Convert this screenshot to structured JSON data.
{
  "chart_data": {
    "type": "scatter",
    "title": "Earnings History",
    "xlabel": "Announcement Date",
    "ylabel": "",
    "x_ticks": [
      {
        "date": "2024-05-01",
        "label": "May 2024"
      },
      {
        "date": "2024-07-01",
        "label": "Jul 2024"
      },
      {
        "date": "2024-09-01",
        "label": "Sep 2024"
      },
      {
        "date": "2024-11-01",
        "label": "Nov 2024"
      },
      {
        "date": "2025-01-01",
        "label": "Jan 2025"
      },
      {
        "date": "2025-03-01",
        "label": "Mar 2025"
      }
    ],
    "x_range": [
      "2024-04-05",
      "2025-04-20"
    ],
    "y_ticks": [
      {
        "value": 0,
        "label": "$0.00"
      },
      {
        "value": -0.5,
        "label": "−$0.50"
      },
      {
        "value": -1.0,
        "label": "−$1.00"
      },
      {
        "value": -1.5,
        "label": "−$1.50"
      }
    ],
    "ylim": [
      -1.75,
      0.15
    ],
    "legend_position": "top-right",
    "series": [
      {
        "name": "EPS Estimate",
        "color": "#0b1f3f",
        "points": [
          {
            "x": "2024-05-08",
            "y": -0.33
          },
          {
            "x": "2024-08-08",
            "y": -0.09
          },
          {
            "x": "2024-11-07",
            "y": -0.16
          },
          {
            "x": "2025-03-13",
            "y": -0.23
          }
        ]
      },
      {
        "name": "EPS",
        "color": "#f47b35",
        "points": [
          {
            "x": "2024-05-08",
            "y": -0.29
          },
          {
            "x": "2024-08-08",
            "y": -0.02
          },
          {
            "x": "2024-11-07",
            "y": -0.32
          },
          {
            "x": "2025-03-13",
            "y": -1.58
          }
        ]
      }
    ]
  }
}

- Job -
Retype the records in full. Keep every line identical to the original.

- The reply -
Convert this screenshot to structured JSON data.
{
  "chart_data": {
    "type": "scatter",
    "title": "Earnings History",
    "xlabel": "Announcement Date",
    "ylabel": "",
    "x_ticks": [
      {
        "date": "2024-05-01",
        "label": "May 2024"
      },
      {
        "date": "2024-07-01",
        "label": "Jul 2024"
      },
      {
        "date": "2024-09-01",
        "label": "Sep 2024"
      },
      {
        "date": "2024-11-01",
        "label": "Nov 2024"
      },
      {
        "date": "2025-01-01",
        "label": "Jan 2025"
      },
      {
        "date": "2025-03-01",
        "label": "Mar 2025"
      }
    ],
    "x_range": [
      "2024-04-05",
      "2025-04-20"
    ],
    "y_ticks": [
      {
        "value": 0,
        "label": "$0.00"
      },
      {
        "value": -0.5,
        "label": "−$0.50"
      },
      {
        "value": -1.0,
        "label": "−$1.00"
      },
      {
        "value": -1.5,
        "label": "−$1.50"
      }
    ],
    "ylim": [
      -1.75,
      0.15
    ],
    "legend_position": "top-right",
    "series": [
      {
        "name": "EPS Estimate",
        "color": "#0b1f3f",
        "points": [
          {
            "x": "2024-05-08",
            "y": -0.33
          },
          {
            "x": "2024-08-08",
            "y": -0.09
          },
          {
            "x": "2024-11-07",
            "y": -0.16
          },
          {
            "x": "2025-03-13",
            "y": -0.23
          }
        ]
      },
      {
        "name": "EPS",
        "color": "#f47b35",
        "points": [
          {
            "x": "2024-05-08",
            "y": -0.29
          },
          {
            "x": "2024-08-08",
            "y": -0.02
          },
          {
            "x": "2024-11-07",
            "y": -0.32
          },
          {
            "x": "2025-03-13",
            "y": -1.58
          }
        ]
      }
    ]
  }
}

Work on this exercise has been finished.